═══ Data for this exercise
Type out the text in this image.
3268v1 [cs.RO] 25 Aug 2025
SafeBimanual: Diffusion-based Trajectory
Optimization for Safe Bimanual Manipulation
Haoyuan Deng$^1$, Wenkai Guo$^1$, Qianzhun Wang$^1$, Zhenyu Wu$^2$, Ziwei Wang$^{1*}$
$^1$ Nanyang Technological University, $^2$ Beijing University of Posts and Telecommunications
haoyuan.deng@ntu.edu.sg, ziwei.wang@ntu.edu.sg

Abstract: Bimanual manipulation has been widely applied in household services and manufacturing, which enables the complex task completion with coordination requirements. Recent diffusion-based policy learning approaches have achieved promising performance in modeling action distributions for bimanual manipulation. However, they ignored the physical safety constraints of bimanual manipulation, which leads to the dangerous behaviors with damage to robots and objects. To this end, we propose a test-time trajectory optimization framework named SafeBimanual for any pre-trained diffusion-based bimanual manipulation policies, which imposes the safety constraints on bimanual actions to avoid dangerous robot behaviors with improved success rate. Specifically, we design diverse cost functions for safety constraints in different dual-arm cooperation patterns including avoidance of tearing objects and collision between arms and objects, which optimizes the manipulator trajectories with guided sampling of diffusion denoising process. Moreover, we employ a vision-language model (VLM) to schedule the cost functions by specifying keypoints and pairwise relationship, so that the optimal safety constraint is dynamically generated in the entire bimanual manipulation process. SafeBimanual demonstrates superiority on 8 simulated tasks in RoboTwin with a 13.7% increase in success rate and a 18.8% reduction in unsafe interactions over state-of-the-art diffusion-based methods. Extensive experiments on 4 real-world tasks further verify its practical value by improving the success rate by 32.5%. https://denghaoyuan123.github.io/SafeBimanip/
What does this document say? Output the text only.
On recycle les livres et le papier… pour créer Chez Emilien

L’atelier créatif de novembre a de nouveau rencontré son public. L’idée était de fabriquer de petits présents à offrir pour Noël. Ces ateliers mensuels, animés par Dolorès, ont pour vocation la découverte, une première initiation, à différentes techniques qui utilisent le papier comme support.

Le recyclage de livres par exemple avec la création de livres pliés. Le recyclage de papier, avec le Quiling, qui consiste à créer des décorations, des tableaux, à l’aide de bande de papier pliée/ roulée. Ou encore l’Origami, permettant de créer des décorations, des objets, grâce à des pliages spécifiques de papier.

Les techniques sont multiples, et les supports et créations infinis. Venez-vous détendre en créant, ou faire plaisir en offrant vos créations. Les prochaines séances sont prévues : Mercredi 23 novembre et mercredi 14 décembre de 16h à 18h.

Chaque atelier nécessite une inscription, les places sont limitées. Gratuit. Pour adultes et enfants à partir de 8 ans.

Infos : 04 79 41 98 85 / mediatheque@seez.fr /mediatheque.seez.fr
══════
Exercise requirements ->
Copy out all lines that carry the word "livres".

Complete answer ->
On recycle les livres et le papier… pour créer Chez Emilien
Le recyclage de livres par exemple avec la création de livres pliés. Le recyclage de papier, avec le Quiling, qui consiste à créer des décorations, des tableaux, à l’aide de bande de papier pliée/ roulée. Ou encore l’Origami, permettant de créer des décorations, des objets, grâce à des pliages spécifiques de papier.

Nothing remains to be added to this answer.